### [What you have to do]
Wherever "text" appears in a line, copy that line.

Collected data entries:
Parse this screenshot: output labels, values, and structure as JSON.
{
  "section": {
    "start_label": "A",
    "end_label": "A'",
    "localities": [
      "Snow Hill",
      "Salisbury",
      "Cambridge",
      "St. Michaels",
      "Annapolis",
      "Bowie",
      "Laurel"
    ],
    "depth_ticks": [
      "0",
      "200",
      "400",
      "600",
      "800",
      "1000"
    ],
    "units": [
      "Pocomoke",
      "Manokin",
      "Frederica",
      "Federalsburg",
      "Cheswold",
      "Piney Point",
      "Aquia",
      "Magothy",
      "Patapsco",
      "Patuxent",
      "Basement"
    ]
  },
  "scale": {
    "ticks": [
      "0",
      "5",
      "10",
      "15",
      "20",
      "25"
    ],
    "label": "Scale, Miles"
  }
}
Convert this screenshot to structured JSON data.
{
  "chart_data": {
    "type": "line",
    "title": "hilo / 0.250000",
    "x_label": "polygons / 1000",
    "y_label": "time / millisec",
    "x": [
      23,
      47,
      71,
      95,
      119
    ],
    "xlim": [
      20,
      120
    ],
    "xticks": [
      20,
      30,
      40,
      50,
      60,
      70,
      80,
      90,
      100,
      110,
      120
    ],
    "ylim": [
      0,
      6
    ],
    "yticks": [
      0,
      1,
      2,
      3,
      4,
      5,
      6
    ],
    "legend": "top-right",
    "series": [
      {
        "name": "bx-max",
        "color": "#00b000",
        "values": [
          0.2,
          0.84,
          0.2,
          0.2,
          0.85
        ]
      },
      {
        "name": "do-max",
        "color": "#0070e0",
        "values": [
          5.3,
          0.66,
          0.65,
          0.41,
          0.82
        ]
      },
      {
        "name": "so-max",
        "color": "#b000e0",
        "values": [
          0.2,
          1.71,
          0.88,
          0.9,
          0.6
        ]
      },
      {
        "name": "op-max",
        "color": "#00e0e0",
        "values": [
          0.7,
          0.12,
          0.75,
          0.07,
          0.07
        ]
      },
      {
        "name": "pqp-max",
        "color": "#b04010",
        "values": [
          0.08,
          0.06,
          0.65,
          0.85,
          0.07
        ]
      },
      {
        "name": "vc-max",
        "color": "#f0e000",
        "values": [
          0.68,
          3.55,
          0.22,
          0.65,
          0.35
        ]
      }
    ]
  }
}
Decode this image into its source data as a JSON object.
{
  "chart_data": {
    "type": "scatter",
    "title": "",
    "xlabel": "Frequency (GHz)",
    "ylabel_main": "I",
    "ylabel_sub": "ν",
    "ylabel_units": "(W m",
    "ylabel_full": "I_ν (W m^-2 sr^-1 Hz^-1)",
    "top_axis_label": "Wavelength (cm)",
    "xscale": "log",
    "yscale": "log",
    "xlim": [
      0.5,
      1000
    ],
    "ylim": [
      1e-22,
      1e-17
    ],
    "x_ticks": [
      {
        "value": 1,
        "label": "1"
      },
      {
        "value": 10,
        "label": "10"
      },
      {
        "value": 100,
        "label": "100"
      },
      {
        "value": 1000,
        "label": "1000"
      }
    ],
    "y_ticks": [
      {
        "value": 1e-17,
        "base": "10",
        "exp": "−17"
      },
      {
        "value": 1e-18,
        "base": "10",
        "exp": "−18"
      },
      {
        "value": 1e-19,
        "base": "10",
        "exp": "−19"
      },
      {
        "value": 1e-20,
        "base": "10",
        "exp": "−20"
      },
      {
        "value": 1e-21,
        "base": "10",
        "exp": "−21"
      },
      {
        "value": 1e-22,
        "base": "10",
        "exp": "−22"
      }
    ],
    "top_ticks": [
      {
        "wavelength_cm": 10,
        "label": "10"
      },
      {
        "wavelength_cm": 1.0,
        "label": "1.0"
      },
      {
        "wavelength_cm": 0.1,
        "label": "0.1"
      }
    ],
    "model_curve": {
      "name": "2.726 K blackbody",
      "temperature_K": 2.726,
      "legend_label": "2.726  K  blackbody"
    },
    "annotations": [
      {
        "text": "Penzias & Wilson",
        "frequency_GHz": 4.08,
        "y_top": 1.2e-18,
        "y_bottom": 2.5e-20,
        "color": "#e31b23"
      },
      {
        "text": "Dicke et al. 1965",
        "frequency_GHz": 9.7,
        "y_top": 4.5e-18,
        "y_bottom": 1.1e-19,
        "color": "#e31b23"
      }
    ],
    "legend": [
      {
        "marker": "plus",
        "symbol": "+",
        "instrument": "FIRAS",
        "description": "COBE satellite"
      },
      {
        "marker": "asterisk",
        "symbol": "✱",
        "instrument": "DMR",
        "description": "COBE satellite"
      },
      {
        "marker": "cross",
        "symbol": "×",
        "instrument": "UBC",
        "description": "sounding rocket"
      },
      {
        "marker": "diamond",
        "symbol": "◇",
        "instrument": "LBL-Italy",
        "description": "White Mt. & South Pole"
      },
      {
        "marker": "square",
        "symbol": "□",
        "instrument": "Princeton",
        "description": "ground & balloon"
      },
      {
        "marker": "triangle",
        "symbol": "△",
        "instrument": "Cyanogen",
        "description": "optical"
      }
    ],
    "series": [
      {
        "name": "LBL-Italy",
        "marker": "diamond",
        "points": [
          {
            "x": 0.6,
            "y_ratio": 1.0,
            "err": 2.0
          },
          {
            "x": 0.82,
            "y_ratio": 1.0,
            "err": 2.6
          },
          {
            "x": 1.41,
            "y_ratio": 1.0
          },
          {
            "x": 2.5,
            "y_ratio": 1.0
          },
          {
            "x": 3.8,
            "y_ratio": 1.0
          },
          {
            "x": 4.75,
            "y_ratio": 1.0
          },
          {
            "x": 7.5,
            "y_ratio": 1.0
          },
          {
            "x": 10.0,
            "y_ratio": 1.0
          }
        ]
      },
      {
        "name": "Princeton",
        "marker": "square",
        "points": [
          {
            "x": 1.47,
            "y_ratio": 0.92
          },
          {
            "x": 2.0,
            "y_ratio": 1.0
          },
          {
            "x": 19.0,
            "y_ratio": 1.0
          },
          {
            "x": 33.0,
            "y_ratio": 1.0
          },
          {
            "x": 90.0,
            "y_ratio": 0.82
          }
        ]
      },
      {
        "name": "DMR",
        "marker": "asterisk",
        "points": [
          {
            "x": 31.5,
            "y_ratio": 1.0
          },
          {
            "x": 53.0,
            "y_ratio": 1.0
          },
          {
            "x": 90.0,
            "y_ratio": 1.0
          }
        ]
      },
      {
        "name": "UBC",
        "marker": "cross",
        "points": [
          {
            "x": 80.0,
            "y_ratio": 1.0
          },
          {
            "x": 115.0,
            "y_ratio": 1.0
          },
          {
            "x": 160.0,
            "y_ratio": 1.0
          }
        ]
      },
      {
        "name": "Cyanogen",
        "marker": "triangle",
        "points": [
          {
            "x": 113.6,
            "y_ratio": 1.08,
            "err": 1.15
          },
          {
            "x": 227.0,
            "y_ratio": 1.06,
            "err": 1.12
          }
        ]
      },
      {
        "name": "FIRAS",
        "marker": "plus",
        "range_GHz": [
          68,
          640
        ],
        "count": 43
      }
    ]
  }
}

### [Final answer]
        "text": "Penzias & Wilson",
        "text": "Dicke et al. 1965",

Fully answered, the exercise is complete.